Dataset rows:
%%

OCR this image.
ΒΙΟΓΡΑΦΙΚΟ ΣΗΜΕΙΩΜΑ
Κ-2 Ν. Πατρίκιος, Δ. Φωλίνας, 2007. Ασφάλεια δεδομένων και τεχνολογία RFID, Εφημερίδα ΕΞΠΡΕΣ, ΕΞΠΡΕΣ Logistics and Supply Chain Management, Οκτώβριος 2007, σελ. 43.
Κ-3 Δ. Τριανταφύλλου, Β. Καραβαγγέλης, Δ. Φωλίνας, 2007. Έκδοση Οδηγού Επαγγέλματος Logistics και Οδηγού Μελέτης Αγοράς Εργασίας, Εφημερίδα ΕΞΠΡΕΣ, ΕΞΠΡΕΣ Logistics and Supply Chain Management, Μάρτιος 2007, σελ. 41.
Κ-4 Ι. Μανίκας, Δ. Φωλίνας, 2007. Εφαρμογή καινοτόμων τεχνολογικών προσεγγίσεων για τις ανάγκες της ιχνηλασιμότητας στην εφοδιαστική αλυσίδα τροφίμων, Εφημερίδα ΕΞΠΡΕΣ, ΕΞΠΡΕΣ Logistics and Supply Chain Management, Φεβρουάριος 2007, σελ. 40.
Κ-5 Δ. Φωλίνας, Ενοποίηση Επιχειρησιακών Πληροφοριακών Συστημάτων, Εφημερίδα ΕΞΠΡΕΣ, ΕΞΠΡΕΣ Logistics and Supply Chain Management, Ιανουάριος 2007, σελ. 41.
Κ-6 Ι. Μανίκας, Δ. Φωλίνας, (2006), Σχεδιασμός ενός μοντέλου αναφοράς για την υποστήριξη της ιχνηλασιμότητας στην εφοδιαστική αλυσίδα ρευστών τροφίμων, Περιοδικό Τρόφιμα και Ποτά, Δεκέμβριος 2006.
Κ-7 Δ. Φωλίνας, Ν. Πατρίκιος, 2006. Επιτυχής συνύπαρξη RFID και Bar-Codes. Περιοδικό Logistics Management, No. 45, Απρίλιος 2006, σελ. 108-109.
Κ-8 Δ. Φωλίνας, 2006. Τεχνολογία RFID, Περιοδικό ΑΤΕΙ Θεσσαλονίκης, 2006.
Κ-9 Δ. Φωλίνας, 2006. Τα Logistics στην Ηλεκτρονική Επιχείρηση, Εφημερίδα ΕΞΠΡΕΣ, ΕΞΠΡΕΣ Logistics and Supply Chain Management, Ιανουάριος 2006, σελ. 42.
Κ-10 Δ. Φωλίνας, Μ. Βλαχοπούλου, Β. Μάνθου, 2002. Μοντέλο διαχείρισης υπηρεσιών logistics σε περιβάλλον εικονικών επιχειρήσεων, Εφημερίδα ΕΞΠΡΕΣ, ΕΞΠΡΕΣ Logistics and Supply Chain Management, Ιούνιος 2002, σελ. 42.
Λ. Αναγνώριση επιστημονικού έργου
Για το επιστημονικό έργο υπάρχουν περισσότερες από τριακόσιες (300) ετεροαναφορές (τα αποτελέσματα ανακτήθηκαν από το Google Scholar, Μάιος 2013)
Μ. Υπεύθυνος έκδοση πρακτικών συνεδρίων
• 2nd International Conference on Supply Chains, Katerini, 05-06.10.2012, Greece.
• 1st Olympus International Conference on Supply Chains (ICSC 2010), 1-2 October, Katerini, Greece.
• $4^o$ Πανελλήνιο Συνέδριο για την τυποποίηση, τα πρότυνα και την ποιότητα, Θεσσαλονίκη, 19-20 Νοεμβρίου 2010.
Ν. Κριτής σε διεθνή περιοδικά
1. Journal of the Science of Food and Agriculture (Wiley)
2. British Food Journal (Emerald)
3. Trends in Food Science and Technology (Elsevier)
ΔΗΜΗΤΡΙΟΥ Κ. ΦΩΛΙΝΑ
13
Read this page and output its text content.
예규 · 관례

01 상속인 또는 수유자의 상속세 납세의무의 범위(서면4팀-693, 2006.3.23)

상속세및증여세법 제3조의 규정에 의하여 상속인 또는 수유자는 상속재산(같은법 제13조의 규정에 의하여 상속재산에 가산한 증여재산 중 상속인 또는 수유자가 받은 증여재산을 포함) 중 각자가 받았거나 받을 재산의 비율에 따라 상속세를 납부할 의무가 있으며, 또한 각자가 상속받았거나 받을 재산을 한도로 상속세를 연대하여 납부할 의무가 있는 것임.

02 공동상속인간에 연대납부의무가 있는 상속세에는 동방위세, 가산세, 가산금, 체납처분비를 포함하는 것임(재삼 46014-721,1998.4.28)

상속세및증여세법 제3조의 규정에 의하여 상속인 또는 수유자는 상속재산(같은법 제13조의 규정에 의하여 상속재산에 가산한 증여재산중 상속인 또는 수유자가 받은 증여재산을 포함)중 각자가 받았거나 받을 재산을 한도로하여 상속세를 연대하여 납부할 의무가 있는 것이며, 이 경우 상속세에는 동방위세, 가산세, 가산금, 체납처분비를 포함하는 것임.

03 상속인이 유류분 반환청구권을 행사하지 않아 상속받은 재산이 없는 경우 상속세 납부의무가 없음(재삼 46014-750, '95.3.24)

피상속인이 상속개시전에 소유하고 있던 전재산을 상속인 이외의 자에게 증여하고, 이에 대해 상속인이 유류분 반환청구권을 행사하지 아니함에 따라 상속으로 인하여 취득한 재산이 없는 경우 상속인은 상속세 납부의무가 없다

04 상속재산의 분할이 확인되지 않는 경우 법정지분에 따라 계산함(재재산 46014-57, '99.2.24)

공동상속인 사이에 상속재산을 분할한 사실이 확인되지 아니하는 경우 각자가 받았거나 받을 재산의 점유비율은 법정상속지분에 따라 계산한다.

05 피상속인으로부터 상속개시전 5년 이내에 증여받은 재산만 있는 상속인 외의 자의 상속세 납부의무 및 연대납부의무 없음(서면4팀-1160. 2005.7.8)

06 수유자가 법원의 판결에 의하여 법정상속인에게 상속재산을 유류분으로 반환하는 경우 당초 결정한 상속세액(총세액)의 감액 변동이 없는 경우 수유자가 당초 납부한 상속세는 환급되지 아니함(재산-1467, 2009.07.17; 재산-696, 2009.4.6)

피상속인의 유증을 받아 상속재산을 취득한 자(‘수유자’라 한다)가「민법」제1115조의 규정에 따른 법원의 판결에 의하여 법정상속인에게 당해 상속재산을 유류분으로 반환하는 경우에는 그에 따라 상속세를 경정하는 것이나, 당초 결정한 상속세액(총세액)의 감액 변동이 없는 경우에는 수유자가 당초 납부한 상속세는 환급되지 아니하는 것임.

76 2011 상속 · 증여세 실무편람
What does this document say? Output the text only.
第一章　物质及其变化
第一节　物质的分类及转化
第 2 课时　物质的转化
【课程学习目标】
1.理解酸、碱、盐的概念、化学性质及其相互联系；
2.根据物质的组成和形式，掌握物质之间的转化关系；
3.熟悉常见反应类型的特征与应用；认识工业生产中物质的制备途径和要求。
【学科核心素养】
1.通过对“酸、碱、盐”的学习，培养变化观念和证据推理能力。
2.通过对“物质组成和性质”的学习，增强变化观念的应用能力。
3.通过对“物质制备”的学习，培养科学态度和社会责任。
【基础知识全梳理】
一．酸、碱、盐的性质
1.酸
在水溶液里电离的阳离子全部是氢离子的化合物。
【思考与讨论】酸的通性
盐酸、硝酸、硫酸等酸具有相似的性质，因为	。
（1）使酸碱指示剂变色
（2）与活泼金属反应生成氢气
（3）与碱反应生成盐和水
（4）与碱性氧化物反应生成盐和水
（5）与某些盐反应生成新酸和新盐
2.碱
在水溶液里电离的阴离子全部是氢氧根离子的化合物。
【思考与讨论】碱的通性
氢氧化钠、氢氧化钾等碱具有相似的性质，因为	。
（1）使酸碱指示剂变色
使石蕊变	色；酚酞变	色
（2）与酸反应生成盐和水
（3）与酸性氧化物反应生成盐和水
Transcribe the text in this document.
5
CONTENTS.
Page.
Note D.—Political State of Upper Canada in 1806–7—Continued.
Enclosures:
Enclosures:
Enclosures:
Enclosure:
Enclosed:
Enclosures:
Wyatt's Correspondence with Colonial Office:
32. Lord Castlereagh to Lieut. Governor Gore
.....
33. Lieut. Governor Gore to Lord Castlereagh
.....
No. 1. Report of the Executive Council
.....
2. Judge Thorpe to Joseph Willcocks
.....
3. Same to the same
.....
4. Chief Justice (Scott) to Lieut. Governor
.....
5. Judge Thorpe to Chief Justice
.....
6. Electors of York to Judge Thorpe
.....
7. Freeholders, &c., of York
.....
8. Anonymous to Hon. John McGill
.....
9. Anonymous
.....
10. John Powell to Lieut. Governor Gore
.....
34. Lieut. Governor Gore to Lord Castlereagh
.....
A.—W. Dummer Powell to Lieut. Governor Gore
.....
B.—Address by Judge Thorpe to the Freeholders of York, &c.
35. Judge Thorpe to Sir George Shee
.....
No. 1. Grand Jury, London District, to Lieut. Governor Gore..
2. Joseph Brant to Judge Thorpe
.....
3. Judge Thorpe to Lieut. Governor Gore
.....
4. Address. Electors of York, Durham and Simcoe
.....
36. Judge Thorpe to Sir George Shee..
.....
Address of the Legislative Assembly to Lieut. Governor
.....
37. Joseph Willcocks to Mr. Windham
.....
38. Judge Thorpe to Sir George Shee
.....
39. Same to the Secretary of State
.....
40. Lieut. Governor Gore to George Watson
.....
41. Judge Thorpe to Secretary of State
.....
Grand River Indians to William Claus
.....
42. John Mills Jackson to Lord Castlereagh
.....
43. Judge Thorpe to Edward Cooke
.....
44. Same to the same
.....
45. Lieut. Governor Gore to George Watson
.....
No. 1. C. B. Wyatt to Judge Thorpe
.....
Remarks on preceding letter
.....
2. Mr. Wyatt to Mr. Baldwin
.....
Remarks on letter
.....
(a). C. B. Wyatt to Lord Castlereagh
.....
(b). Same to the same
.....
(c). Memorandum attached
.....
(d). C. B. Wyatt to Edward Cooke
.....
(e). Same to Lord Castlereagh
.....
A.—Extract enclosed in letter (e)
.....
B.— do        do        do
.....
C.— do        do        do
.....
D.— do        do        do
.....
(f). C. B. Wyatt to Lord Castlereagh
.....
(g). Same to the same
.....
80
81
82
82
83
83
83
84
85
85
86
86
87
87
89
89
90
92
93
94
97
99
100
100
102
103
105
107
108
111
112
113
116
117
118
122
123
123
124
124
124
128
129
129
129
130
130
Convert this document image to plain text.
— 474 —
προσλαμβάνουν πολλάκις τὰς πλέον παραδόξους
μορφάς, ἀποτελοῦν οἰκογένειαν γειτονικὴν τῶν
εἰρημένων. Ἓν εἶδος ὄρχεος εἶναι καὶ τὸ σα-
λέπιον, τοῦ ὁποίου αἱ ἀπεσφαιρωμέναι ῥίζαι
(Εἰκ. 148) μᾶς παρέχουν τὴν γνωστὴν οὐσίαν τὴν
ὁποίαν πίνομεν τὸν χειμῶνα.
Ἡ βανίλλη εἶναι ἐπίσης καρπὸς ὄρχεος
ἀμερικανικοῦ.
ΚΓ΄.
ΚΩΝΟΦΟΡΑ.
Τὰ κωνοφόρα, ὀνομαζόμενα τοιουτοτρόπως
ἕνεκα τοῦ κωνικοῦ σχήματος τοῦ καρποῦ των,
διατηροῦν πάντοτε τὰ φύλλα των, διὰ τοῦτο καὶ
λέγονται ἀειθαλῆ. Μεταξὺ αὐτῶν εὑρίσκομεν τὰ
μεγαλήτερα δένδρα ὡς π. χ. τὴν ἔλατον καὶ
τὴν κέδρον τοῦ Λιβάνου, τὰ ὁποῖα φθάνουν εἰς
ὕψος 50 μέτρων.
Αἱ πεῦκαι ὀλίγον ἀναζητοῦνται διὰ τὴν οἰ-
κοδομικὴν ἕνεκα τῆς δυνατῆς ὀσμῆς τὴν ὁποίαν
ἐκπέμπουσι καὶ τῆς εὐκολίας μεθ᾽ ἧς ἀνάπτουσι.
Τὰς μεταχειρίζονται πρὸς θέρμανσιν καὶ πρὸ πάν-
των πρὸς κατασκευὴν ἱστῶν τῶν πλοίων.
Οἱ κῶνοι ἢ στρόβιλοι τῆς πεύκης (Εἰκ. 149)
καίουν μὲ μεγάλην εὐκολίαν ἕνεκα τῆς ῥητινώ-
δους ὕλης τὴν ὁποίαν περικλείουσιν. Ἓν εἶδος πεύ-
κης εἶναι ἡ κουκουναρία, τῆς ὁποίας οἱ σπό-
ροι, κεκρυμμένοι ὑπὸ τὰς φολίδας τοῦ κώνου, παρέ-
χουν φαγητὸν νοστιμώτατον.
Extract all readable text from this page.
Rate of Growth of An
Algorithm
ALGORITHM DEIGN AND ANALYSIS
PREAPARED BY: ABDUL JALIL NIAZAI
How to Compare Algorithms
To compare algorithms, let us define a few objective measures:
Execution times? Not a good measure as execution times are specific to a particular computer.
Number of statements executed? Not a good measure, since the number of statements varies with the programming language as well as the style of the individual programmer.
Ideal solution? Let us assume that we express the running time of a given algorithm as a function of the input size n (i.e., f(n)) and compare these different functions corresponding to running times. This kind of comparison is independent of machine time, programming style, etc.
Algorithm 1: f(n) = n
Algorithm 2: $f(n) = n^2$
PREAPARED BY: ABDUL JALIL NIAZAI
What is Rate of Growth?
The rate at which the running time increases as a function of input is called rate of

%%

Scan the material above. Return every line containing the string "Μανίκας".

Κ-4 Ι. Μανίκας, Δ. Φωλίνας, 2007. Εφαρμογή καινοτόμων τεχνολογικών προσεγγίσεων για τις ανάγκες της ιχνηλασιμότητας στην εφοδιαστική αλυσίδα τροφίμων, Εφημερίδα ΕΞΠΡΕΣ, ΕΞΠΡΕΣ Logistics and Supply Chain Management, Φεβρουάριος 2007, σελ. 40.
Κ-6 Ι. Μανίκας, Δ. Φωλίνας, (2006), Σχεδιασμός ενός μοντέλου αναφοράς για την υποστήριξη της ιχνηλασιμότητας στην εφοδιαστική αλυσίδα ρευστών τροφίμων, Περιοδικό Τρόφιμα και Ποτά, Δεκέμβριος 2006.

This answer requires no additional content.